Source document.
┄┄┄┄┄┄
Home » SQL & PL/SQL » SQL & PL/SQL » Breaking down a string into parts
Breaking down a string into parts [message #212399] Fri, 05 January 2007 03:03 Go to next message
pinhit
Messages: 10
Registered: November 2006
Junior Member
This is a sort of 're-engineering'; a string needs to be cut up into parts again. The string contains a code for a department/office/unit/subunit but needs to be separated into seperate columns.
Example: 'MS\ S&I\ CMC\ CAB\Bi'
Result should be:
Dir='MS', Dept='S&I', Subdept='CMC' Unit='CAB', SubUnit='Bi'
Notice the spaces, backslashes, '&'...

Can this be done?
icon2.gif  Re: Breaking down a string into parts [message #212405 is a reply to message #212399] Fri, 05 January 2007 03:47 Go to previous messageGo to next message
amul
Messages: 252
Registered: April 2001
Location: Chennai
Senior Member
yes it can be done.ever heard of instr and substr?
Re: Breaking down a string into parts [message #212408 is a reply to message #212405] Fri, 05 January 2007 03:54 Go to previous messageGo to next message
pinhit
Messages: 10
Registered: November 2006
Junior Member
Yes, have heard of instr/substr but give me a hint to use it for this particular example. The strings have no fixed lengths, I just need the individual code for dept/office etc.
I was trying it with PL/SQL but I thought there would be an easier solution..
Re: Breaking down a string into parts [message #212412 is a reply to message #212408] Fri, 05 January 2007 04:23 Go to previous messageGo to next message
vamsi kasina
Messages: 2107
Registered: October 2003
Location: Riyadh, Saudi Arabia
Senior Member
Quote:
The strings have no fixed lengths

To locate some character we use instr.

By
Vamsi
Re: Breaking down a string into parts [message #212416 is a reply to message #212399] Fri, 05 January 2007 04:35 Go to previous messageGo to next message
vijaykasi
Messages: 11
Registered: January 2007
Location: London
Junior Member
CREATE OR REPLACE function find_position(src varchar2,pos number,del varchar2) return varchar2 is
i number:=0;
ipos number:=0;
ipos1 number:=0;
begin
while (i<pos) loop
ipos1:=ipos;
ipos:=instr(src,del,ipos+1);
i:=i+1;
end loop;
IF (ipos=0) THEN
return substr(src,ipos1+1);
ELSE
return substr(src,(ipos1+1),(ipos-ipos1));
END IF;
end;
/

Now you can call this function as below,
find_position(<src_string>,<which_position>,<delimeter_string>) will return you the actual characters., For example,

declare
i varchar2(2000):='MS\ S&I\ CMC\ CAB\Bi';
begin
dbms_output.put_line('first='||find_position(i,1,'\'));
dbms_output.put_line('second='||find_position(i,2,'\'));
dbms_output.put_line('third='||find_position(i,3,'\'));
dbms_output.put_line('fourth='||find_position(i,4,'\'));
dbms_output.put_line('fifth='||find_position(i,5,'\'));
end;
/

Remember if you have & in input (example S&I),and when you call this function from pl/sql it expects a value to continue, so try to handle input info when calling this function
Re: Breaking down a string into parts [message #212419 is a reply to message #212399] Fri, 05 January 2007 04:40 Go to previous messageGo to next message
anilsinare
Messages: 22
Registered: December 2005
Location: ipswich, uk
Junior Member
Hi,
Try this. I hope this will help you.
┄┄┄┄┄┄
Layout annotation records
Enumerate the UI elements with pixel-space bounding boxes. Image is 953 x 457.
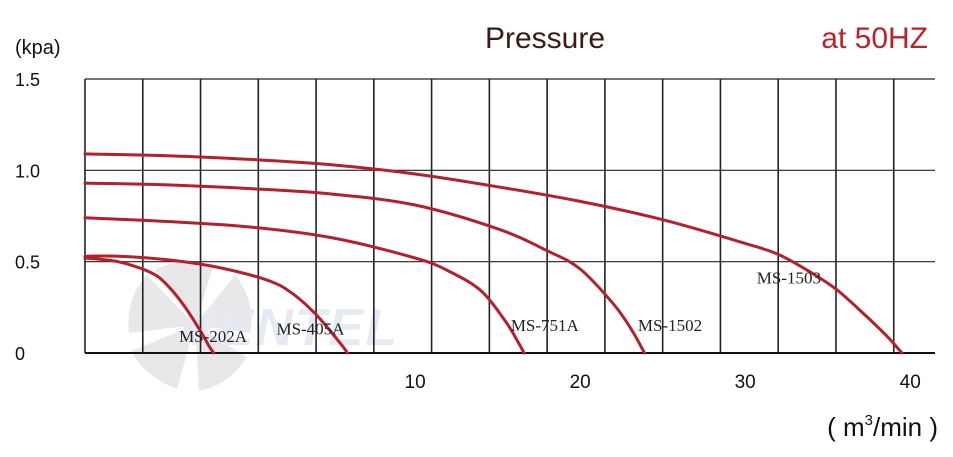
series-label-ms-1503: MS-1503 — [757, 269, 821, 288]
y-tick-label: 0 — [15, 344, 25, 364]
x-axis-label-open: ( m — [827, 412, 865, 442]
x-axis-label: ( m3/min ) — [827, 412, 938, 442]
y-tick-label: 1.0 — [15, 161, 40, 181]
watermark-text: VENTEL — [182, 299, 399, 357]
chart-title: Pressure — [485, 22, 605, 55]
series-line-ms-202a — [83, 256, 216, 355]
watermark: VENTEL — [128, 261, 399, 391]
y-tick-label: 1.5 — [15, 70, 40, 90]
series-line-ms-1502 — [83, 181, 646, 355]
x-tick-label: 40 — [900, 372, 921, 393]
y-axis-label: (kpa) — [15, 37, 61, 59]
axes: 0 0.5 1.0 1.5 10 20 30 40 — [15, 70, 935, 393]
series-label-ms-405a: MS-405A — [276, 320, 345, 339]
chart-subtitle: at 50HZ — [821, 22, 928, 55]
x-tick-label: 10 — [405, 372, 426, 393]
series-line-ms-405a — [83, 254, 349, 355]
x-axis-label-close: /min ) — [873, 412, 938, 442]
x-axis-label-sup: 3 — [865, 412, 873, 429]
series-labels: MS-202A MS-405A MS-751A MS-1502 MS-1503 — [179, 269, 821, 346]
x-tick-label: 20 — [570, 372, 591, 393]
series-lines — [83, 152, 904, 355]
series-line-ms-1503 — [83, 152, 904, 355]
series-line-ms-751a — [83, 216, 526, 355]
x-tick-label: 30 — [735, 372, 756, 393]
series-label-ms-202a: MS-202A — [179, 327, 248, 346]
grid — [84, 78, 935, 353]
series-label-ms-751a: MS-751A — [511, 316, 580, 335]
y-tick-label: 0.5 — [15, 253, 40, 273]
series-label-ms-1502: MS-1502 — [638, 316, 702, 335]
┄┄┄┄┄┄
Your objective. Reproduce everything in the string-splitting thread from "icon2.gif  Re: Breaking down" down to "for dept/office etc.". These items have no connection to the string-splitting thread.

Result of the exercise.
icon2.gif  Re: Breaking down a string into parts [message #212405 is a reply to message #212399] Fri, 05 January 2007 03:47 Go to previous messageGo to next message
amul
Messages: 252
Registered: April 2001
Location: Chennai
Senior Member
yes it can be done.ever heard of instr and substr?
Re: Breaking down a string into parts [message #212408 is a reply to message #212405] Fri, 05 January 2007 03:54 Go to previous messageGo to next message
pinhit
Messages: 10
Registered: November 2006
Junior Member
Yes, have heard of instr/substr but give me a hint to use it for this particular example. The strings have no fixed lengths, I just need the individual code for dept/office etc.